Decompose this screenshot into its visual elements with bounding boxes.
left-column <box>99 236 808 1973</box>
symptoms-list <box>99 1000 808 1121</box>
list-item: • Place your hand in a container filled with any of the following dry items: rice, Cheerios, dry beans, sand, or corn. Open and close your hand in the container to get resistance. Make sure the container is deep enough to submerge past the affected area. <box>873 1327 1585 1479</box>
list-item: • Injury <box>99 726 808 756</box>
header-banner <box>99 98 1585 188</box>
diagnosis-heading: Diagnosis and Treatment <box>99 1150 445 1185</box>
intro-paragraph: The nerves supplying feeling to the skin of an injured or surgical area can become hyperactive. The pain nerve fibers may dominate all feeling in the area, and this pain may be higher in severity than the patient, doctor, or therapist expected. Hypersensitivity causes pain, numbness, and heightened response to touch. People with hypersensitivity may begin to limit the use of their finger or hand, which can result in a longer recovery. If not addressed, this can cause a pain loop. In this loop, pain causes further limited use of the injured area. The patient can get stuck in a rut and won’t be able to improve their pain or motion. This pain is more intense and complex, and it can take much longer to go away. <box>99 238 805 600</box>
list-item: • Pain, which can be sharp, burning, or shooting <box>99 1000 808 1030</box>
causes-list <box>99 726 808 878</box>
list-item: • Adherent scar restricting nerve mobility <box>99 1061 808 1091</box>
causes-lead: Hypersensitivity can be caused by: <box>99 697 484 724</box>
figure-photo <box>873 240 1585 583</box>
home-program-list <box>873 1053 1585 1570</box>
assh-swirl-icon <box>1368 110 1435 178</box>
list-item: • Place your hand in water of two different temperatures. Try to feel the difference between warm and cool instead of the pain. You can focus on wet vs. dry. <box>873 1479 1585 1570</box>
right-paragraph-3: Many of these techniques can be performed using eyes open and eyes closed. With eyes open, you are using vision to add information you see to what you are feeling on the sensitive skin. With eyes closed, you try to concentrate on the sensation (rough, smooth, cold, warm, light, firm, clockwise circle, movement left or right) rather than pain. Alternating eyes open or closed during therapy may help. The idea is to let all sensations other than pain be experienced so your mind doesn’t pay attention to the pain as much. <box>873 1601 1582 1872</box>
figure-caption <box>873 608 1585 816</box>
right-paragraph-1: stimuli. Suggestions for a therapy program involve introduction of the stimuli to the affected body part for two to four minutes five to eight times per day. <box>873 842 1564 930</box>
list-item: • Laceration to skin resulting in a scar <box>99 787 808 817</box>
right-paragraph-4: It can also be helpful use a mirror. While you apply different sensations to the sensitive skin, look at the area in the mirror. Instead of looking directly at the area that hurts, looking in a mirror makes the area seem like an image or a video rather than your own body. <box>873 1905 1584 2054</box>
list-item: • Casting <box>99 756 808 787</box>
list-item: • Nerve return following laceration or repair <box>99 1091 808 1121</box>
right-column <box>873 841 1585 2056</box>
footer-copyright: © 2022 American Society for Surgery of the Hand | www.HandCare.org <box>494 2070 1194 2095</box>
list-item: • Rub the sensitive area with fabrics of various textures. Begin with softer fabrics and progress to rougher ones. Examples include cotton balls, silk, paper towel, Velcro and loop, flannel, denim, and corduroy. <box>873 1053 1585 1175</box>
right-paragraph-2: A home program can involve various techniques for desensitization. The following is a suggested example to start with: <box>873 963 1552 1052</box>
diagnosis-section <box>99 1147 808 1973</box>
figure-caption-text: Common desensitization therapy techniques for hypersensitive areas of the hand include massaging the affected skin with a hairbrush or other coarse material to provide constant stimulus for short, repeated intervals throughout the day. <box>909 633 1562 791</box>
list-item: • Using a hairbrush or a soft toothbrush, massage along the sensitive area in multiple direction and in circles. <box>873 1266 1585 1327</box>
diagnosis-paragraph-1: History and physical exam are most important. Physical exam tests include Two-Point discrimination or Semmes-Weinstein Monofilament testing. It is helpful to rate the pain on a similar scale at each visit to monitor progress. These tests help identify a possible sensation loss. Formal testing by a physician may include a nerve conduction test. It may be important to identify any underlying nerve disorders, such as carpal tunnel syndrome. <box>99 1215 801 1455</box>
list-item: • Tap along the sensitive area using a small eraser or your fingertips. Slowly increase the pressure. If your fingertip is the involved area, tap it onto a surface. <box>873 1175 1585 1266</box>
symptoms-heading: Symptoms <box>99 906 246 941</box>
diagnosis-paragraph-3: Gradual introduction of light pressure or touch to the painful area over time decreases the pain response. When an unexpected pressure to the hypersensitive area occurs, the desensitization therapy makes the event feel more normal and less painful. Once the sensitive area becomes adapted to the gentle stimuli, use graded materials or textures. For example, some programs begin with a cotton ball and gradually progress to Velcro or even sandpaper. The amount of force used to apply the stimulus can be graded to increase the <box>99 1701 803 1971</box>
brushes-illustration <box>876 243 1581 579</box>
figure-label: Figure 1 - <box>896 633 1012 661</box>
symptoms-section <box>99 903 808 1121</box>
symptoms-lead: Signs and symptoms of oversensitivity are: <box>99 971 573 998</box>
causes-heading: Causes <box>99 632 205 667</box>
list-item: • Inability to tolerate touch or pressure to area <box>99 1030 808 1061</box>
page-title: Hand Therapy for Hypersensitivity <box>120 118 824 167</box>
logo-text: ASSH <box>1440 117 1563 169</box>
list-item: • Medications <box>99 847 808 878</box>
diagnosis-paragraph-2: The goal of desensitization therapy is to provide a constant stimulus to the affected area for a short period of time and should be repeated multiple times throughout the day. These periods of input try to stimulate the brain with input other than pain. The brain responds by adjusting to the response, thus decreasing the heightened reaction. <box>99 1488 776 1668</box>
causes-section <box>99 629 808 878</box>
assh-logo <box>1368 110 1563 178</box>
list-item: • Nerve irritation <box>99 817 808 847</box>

[What is required] Could you put each line of the records above into a JSON list of strings, one string per line, with blank lines left out?

[Full response]
[
  "Decompose this screenshot into its visual elements with bounding boxes.",
  "left-column <box>99 236 808 1973</box>",
  "symptoms-list <box>99 1000 808 1121</box>",
  "list-item: • Place your hand in a container filled with any of the following dry items: rice, Cheerios, dry beans, sand, or corn. Open and close your hand in the container to get resistance. Make sure the container is deep enough to submerge past the affected area. <box>873 1327 1585 1479</box>",
  "list-item: • Injury <box>99 726 808 756</box>",
  "header-banner <box>99 98 1585 188</box>",
  "diagnosis-heading: Diagnosis and Treatment <box>99 1150 445 1185</box>",
  "intro-paragraph: The nerves supplying feeling to the skin of an injured or surgical area can become hyperactive. The pain nerve fibers may dominate all feeling in the area, and this pain may be higher in severity than the patient, doctor, or therapist expected. Hypersensitivity causes pain, numbness, and heightened response to touch. People with hypersensitivity may begin to limit the use of their finger or hand, which can result in a longer recovery. If not addressed, this can cause a pain loop. In this loop, pain causes further limited use of the injured area. The patient can get stuck in a rut and won’t be able to improve their pain or motion. This pain is more intense and complex, and it can take much longer to go away. <box>99 238 805 600</box>",
  "list-item: • Pain, which can be sharp, burning, or shooting <box>99 1000 808 1030</box>",
  "causes-list <box>99 726 808 878</box>",
  "list-item: • Adherent scar restricting nerve mobility <box>99 1061 808 1091</box>",
  "causes-lead: Hypersensitivity can be caused by: <box>99 697 484 724</box>",
  "figure-photo <box>873 240 1585 583</box>",
  "home-program-list <box>873 1053 1585 1570</box>",
  "assh-swirl-icon <box>1368 110 1435 178</box>",
  "list-item: • Place your hand in water of two different temperatures. Try to feel the difference between warm and cool instead of the pain. You can focus on wet vs. dry. <box>873 1479 1585 1570</box>",
  "right-paragraph-3: Many of these techniques can be performed using eyes open and eyes closed. With eyes open, you are using vision to add information you see to what you are feeling on the sensitive skin. With eyes closed, you try to concentrate on the sensation (rough, smooth, cold, warm, light, firm, clockwise circle, movement left or right) rather than pain. Alternating eyes open or closed during therapy may help. The idea is to let all sensations other than pain be experienced so your mind doesn’t pay attention to the pain as much. <box>873 1601 1582 1872</box>",
  "figure-caption <box>873 608 1585 816</box>",
  "right-paragraph-1: stimuli. Suggestions for a therapy program involve introduction of the stimuli to the affected body part for two to four minutes five to eight times per day. <box>873 842 1564 930</box>",
  "list-item: • Laceration to skin resulting in a scar <box>99 787 808 817</box>",
  "right-paragraph-4: It can also be helpful use a mirror. While you apply different sensations to the sensitive skin, look at the area in the mirror. Instead of looking directly at the area that hurts, looking in a mirror makes the area seem like an image or a video rather than your own body. <box>873 1905 1584 2054</box>",
  "list-item: • Casting <box>99 756 808 787</box>",
  "list-item: • Nerve return following laceration or repair <box>99 1091 808 1121</box>",
  "right-column <box>873 841 1585 2056</box>",
  "footer-copyright: © 2022 American Society for Surgery of the Hand | www.HandCare.org <box>494 2070 1194 2095</box>",
  "list-item: • Rub the sensitive area with fabrics of various textures. Begin with softer fabrics and progress to rougher ones. Examples include cotton balls, silk, paper towel, Velcro and loop, flannel, denim, and corduroy. <box>873 1053 1585 1175</box>",
  "right-paragraph-2: A home program can involve various techniques for desensitization. The following is a suggested example to start with: <box>873 963 1552 1052</box>",
  "diagnosis-section <box>99 1147 808 1973</box>",
  "figure-caption-text: Common desensitization therapy techniques for hypersensitive areas of the hand include massaging the affected skin with a hairbrush or other coarse material to provide constant stimulus for short, repeated intervals throughout the day. <box>909 633 1562 791</box>",
  "list-item: • Using a hairbrush or a soft toothbrush, massage along the sensitive area in multiple direction and in circles. <box>873 1266 1585 1327</box>",
  "diagnosis-paragraph-1: History and physical exam are most important. Physical exam tests include Two-Point discrimination or Semmes-Weinstein Monofilament testing. It is helpful to rate the pain on a similar scale at each visit to monitor progress. These tests help identify a possible sensation loss. Formal testing by a physician may include a nerve conduction test. It may be important to identify any underlying nerve disorders, such as carpal tunnel syndrome. <box>99 1215 801 1455</box>",
  "list-item: • Tap along the sensitive area using a small eraser or your fingertips. Slowly increase the pressure. If your fingertip is the involved area, tap it onto a surface. <box>873 1175 1585 1266</box>",
  "symptoms-heading: Symptoms <box>99 906 246 941</box>",
  "diagnosis-paragraph-3: Gradual introduction of light pressure or touch to the painful area over time decreases the pain response. When an unexpected pressure to the hypersensitive area occurs, the desensitization therapy makes the event feel more normal and less painful. Once the sensitive area becomes adapted to the gentle stimuli, use graded materials or textures. For example, some programs begin with a cotton ball and gradually progress to Velcro or even sandpaper. The amount of force used to apply the stimulus can be graded to increase the <box>99 1701 803 1971</box>",
  "brushes-illustration <box>876 243 1581 579</box>",
  "figure-label: Figure 1 - <box>896 633 1012 661</box>",
  "symptoms-section <box>99 903 808 1121</box>",
  "symptoms-lead: Signs and symptoms of oversensitivity are: <box>99 971 573 998</box>",
  "causes-heading: Causes <box>99 632 205 667</box>",
  "list-item: • Inability to tolerate touch or pressure to area <box>99 1030 808 1061</box>",
  "page-title: Hand Therapy for Hypersensitivity <box>120 118 824 167</box>",
  "logo-text: ASSH <box>1440 117 1563 169</box>",
  "list-item: • Medications <box>99 847 808 878</box>",
  "diagnosis-paragraph-2: The goal of desensitization therapy is to provide a constant stimulus to the affected area for a short period of time and should be repeated multiple times throughout the day. These periods of input try to stimulate the brain with input other than pain. The brain responds by adjusting to the response, thus decreasing the heightened reaction. <box>99 1488 776 1668</box>",
  "causes-section <box>99 629 808 878</box>",
  "assh-logo <box>1368 110 1563 178</box>",
  "list-item: • Nerve irritation <box>99 817 808 847</box>"
]